▶ _Exercise details_: Copy the items verbatim, starting at the first line and ending with the line that contains "y-offset-label: 1e6 <box>53 22 77 38</box>", including both.

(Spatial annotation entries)

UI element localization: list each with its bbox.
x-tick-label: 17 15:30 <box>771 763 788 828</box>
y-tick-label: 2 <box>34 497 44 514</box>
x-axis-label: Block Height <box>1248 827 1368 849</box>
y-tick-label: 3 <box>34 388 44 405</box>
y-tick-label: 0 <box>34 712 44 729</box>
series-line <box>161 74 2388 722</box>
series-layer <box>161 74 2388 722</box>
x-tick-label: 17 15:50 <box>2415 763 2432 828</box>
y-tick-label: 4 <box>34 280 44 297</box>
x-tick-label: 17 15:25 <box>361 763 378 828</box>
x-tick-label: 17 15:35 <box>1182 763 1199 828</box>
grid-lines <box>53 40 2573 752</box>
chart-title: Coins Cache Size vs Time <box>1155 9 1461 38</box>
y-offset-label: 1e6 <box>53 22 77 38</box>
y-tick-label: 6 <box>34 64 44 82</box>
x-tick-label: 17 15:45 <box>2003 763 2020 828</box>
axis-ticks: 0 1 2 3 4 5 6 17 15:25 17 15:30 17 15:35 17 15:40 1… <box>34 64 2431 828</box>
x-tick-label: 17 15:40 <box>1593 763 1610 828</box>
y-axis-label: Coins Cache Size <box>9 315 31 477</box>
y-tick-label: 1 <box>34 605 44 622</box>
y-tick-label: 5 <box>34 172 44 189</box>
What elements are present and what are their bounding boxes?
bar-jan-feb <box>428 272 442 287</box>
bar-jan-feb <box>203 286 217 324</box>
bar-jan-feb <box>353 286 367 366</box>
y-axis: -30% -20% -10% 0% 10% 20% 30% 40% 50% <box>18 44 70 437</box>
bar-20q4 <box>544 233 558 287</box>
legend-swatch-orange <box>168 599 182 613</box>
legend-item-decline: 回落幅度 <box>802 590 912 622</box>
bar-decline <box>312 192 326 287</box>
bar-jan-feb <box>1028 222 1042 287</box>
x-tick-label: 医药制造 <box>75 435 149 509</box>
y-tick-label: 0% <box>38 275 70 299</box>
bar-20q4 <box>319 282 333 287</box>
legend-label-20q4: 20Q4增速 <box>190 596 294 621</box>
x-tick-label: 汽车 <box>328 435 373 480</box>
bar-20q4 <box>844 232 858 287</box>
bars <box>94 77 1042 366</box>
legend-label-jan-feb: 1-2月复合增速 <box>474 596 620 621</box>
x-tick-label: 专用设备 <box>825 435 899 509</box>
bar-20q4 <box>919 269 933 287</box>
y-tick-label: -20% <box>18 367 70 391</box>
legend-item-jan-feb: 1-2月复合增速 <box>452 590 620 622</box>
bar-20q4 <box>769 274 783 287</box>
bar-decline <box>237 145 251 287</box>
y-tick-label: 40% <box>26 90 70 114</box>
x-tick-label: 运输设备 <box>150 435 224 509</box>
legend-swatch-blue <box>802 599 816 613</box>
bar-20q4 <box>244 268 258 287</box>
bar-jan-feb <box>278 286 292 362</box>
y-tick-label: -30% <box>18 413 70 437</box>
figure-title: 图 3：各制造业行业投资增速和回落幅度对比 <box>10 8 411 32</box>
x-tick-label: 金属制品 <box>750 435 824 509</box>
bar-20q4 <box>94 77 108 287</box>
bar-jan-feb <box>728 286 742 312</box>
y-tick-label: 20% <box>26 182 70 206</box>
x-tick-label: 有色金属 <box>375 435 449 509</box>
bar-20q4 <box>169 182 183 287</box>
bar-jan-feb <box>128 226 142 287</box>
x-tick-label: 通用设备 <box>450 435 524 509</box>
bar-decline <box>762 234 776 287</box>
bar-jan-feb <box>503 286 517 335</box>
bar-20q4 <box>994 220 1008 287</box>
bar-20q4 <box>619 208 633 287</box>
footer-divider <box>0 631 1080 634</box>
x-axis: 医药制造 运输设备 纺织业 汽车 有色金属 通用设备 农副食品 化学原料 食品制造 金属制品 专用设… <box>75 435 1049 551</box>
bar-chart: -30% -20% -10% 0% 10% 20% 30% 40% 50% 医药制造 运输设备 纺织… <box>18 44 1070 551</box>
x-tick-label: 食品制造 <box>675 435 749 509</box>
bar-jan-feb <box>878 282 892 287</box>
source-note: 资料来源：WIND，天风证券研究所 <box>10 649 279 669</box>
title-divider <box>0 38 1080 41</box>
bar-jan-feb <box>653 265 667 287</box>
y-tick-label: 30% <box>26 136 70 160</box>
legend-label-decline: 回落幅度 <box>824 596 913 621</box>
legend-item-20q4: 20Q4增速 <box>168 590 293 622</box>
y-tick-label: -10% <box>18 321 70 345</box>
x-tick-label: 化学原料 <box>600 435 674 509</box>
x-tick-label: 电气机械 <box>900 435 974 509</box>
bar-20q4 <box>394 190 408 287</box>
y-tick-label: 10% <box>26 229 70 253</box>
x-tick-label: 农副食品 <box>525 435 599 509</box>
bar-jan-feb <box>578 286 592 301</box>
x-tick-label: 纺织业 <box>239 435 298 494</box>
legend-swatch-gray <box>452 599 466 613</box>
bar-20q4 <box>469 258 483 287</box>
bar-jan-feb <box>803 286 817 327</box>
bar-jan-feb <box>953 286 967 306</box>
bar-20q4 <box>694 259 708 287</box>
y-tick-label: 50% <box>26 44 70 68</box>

▶ _Exercise answer_:
UI element localization: list each with its bbox.
x-tick-label: 17 15:30 <box>771 763 788 828</box>
y-tick-label: 2 <box>34 497 44 514</box>
x-axis-label: Block Height <box>1248 827 1368 849</box>
y-tick-label: 3 <box>34 388 44 405</box>
y-tick-label: 0 <box>34 712 44 729</box>
series-line <box>161 74 2388 722</box>
series-layer <box>161 74 2388 722</box>
x-tick-label: 17 15:50 <box>2415 763 2432 828</box>
y-tick-label: 4 <box>34 280 44 297</box>
x-tick-label: 17 15:25 <box>361 763 378 828</box>
x-tick-label: 17 15:35 <box>1182 763 1199 828</box>
grid-lines <box>53 40 2573 752</box>
chart-title: Coins Cache Size vs Time <box>1155 9 1461 38</box>
y-offset-label: 1e6 <box>53 22 77 38</box>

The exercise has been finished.